(Stored records)
^^^^

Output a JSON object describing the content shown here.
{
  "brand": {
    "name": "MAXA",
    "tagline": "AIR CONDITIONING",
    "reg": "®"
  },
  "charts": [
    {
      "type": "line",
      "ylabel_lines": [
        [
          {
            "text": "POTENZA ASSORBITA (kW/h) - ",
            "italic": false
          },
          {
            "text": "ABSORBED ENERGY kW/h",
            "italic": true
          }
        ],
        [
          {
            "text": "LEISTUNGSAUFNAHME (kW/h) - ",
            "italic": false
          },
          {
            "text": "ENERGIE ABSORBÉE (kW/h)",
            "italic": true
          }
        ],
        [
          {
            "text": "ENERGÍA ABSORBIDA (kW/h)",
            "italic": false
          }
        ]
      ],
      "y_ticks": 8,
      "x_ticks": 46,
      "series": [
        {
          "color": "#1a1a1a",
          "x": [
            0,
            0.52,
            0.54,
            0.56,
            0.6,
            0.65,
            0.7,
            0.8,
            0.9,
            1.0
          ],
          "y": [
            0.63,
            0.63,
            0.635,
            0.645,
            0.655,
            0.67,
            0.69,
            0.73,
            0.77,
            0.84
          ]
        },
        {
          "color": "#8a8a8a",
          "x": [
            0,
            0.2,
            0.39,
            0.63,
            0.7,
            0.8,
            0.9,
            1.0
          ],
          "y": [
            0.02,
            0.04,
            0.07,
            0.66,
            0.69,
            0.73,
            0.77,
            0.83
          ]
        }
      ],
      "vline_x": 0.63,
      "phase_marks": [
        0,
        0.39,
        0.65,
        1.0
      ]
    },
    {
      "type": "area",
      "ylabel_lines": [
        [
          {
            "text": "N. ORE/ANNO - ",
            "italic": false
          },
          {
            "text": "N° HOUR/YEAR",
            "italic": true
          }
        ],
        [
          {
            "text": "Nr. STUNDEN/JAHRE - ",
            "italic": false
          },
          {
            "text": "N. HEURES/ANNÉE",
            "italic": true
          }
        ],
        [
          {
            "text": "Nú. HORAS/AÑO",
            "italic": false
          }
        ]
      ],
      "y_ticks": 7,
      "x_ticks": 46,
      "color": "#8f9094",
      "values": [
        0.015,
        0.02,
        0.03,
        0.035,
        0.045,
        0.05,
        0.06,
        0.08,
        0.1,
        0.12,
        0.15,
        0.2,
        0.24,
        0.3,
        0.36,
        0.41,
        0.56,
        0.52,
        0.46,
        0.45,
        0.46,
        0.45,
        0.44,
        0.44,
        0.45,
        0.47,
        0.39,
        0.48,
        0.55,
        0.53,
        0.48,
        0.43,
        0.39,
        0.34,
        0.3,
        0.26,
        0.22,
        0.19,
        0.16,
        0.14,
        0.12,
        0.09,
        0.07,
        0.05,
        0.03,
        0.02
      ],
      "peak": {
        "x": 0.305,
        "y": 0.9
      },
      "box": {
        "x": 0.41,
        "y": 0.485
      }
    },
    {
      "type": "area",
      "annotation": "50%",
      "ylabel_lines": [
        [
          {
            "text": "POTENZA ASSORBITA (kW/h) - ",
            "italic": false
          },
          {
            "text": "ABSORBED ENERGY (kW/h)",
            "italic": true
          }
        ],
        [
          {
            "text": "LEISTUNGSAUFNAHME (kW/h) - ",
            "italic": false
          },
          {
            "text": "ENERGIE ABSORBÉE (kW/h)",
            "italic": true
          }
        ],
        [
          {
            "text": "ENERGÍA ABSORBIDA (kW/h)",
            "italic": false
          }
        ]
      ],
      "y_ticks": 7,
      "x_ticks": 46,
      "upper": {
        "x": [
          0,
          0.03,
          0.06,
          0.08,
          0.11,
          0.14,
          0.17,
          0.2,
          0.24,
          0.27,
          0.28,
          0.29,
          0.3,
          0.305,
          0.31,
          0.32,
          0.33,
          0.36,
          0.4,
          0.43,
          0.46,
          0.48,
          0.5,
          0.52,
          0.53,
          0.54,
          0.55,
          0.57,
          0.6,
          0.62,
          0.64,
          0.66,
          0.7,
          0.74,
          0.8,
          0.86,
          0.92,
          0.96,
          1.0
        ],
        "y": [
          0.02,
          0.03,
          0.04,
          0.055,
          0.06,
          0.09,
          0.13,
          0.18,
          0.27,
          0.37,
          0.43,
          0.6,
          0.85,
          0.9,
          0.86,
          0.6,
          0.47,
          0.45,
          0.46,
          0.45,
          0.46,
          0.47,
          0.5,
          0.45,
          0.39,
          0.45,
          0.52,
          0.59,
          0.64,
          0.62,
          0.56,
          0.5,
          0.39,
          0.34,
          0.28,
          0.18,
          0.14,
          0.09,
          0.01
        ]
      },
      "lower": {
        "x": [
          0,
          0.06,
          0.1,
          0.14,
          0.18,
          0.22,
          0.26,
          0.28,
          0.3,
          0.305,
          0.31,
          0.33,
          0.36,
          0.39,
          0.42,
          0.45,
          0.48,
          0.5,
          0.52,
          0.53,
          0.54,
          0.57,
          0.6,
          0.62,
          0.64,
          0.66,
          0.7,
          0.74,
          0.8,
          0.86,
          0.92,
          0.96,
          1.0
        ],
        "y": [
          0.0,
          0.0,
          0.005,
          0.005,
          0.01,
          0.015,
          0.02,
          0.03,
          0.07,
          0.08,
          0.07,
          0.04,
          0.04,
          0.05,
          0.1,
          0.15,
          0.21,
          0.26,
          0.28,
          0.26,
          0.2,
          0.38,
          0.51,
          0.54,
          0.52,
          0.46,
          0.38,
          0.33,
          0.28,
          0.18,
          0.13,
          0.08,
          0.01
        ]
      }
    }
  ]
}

^^^^

STATED TASK – Work out how many lines of the data above hold the word "ENERGY", and write only the count.

COMPLETE OUTPUT – 2